What you need to do:
Out of the lines below, please list those that hold the string "would".

Dataset excerpts:
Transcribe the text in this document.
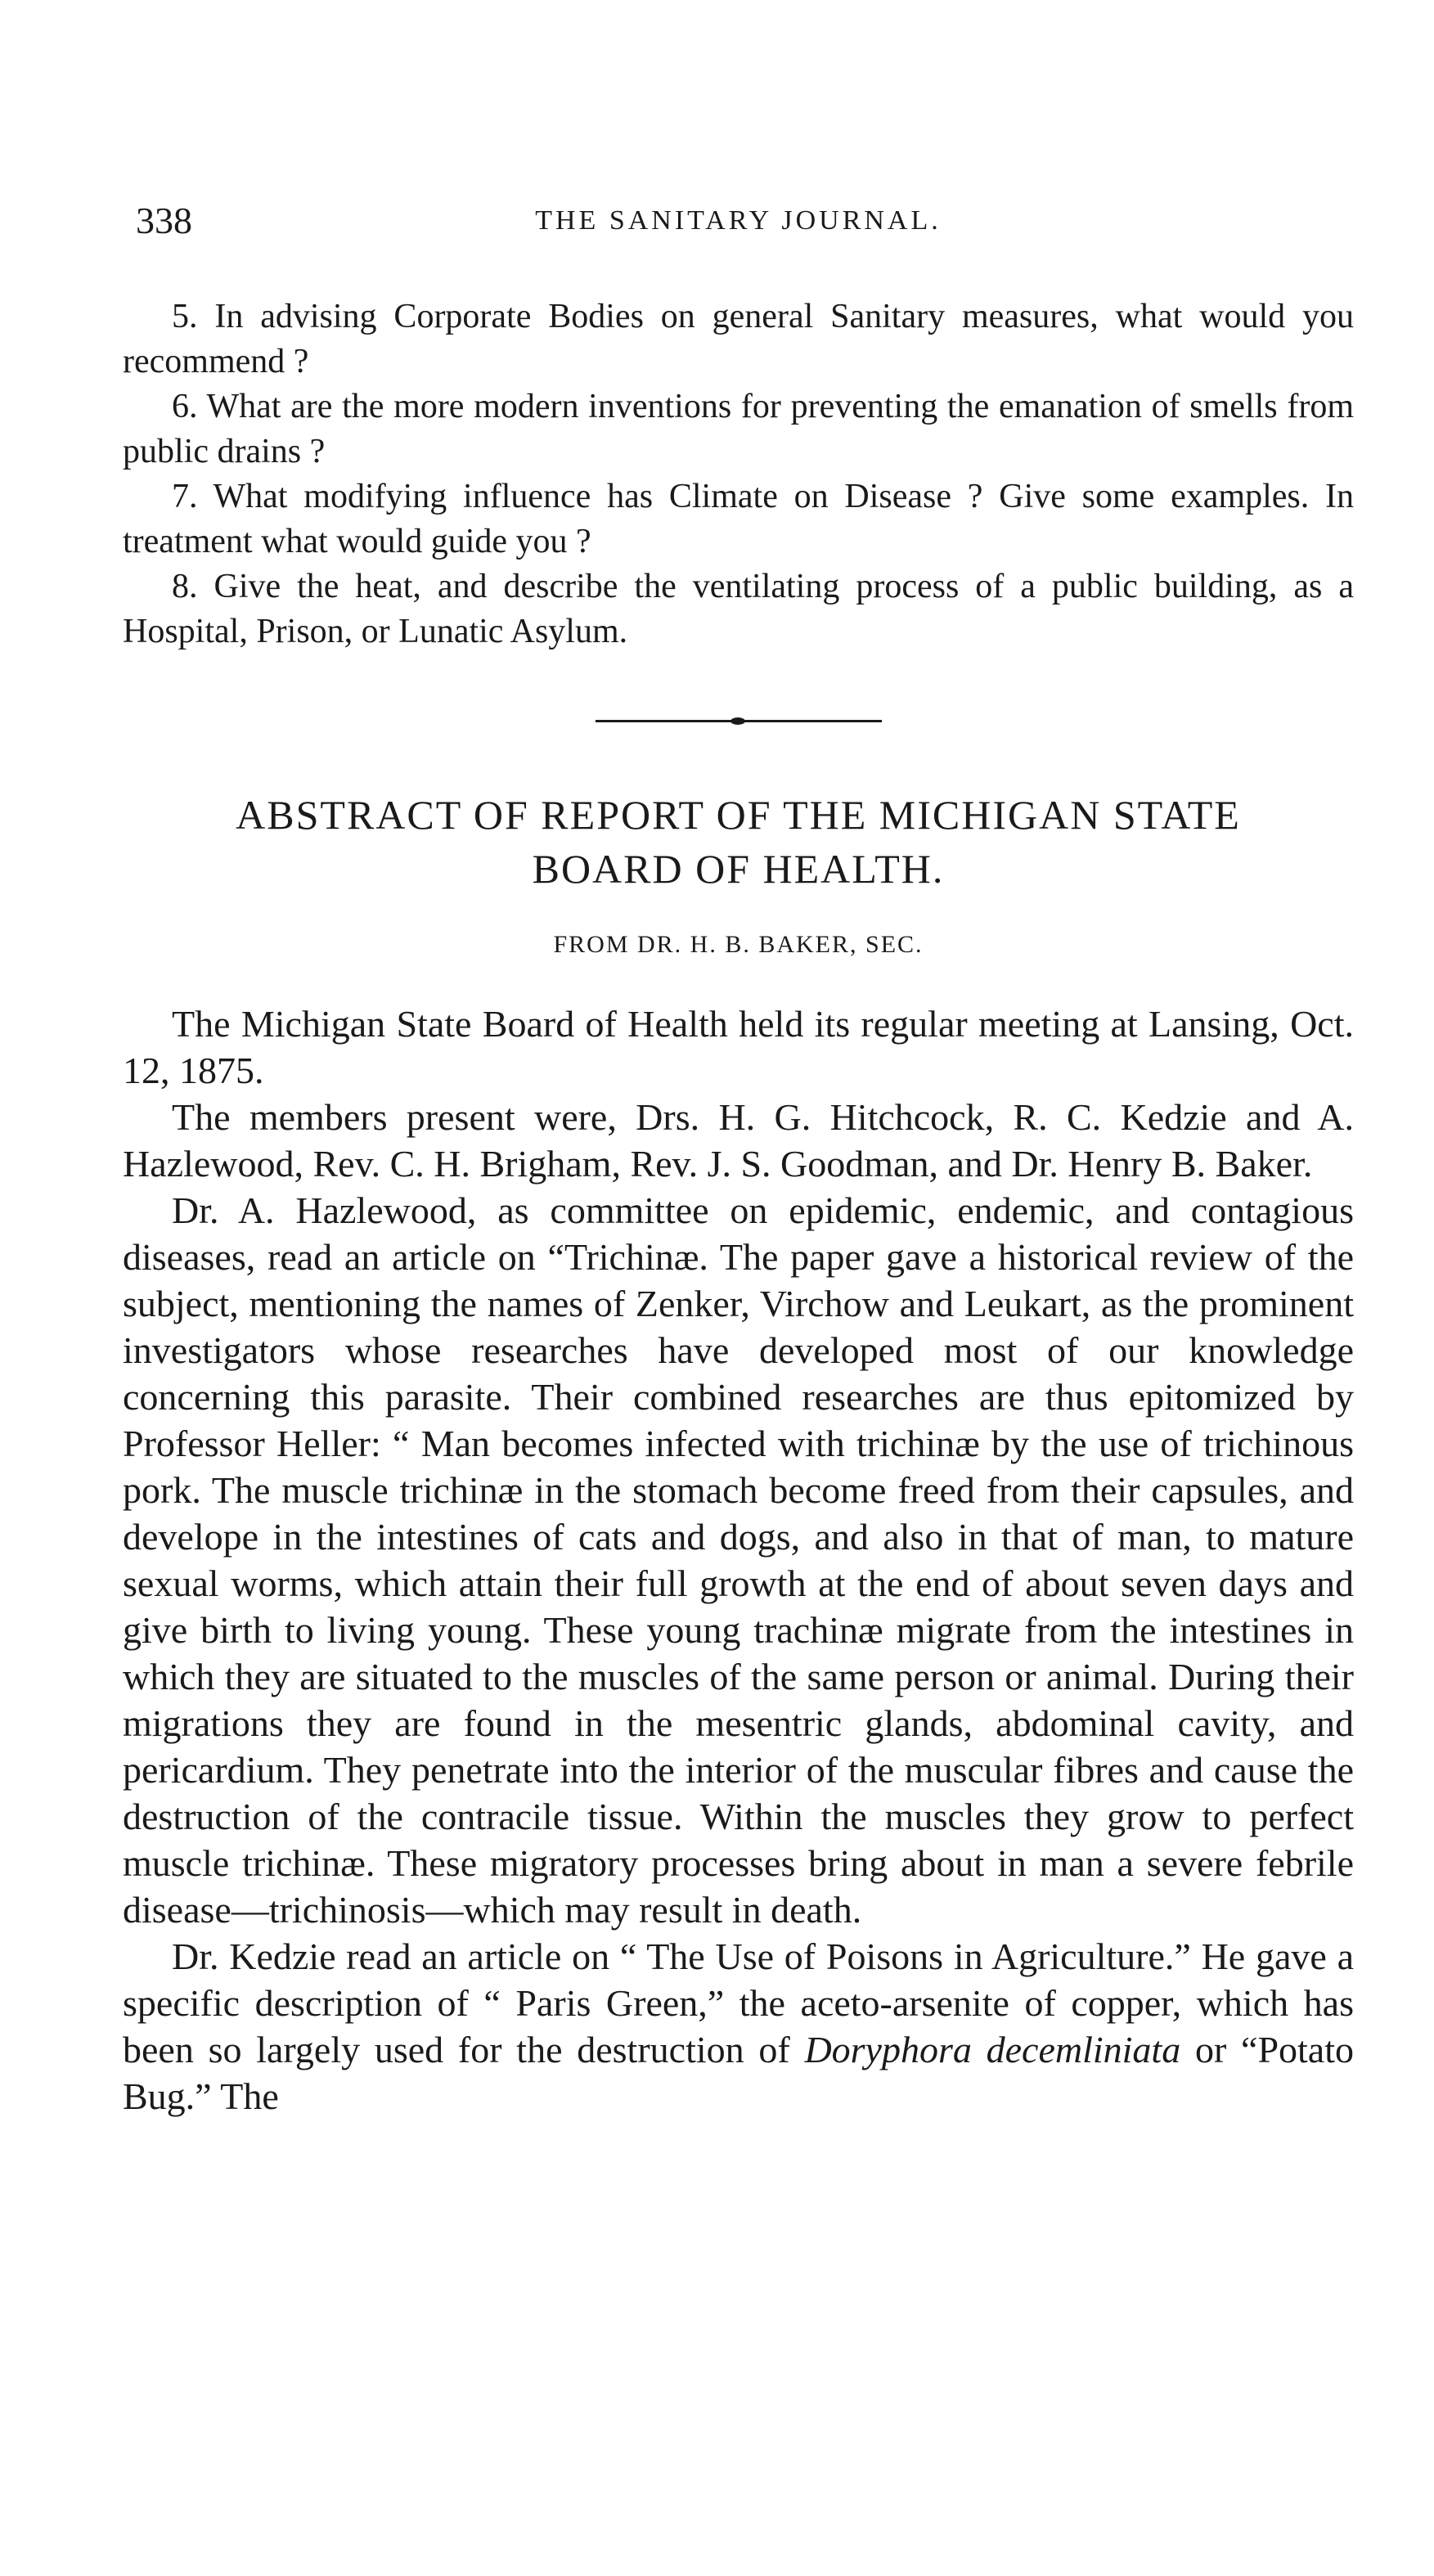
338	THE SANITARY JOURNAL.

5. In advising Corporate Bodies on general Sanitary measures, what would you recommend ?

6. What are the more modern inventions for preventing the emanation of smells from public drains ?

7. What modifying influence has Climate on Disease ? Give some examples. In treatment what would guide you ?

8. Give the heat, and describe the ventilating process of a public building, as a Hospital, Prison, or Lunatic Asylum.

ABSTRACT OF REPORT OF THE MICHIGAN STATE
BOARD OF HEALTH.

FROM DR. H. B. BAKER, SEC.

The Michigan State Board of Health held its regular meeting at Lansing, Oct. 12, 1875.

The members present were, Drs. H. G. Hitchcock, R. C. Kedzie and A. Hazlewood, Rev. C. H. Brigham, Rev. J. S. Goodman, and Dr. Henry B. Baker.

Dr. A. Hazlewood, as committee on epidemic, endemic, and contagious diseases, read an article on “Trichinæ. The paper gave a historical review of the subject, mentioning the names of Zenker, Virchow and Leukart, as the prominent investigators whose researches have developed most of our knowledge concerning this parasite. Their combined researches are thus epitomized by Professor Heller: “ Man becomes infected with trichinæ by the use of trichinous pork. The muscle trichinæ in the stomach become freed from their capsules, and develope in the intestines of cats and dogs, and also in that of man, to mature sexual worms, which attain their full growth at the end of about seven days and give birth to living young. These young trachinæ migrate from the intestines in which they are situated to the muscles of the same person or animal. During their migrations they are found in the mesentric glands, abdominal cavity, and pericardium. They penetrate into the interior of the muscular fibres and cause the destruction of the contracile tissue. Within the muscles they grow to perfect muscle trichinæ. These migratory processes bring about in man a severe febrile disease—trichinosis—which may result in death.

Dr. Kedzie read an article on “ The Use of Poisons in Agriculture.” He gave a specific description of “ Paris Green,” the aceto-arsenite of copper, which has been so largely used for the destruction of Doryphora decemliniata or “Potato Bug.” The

Result:
5. In advising Corporate Bodies on general Sanitary measures, what would you recommend ?
7. What modifying influence has Climate on Disease ? Give some examples. In treatment what would guide you ?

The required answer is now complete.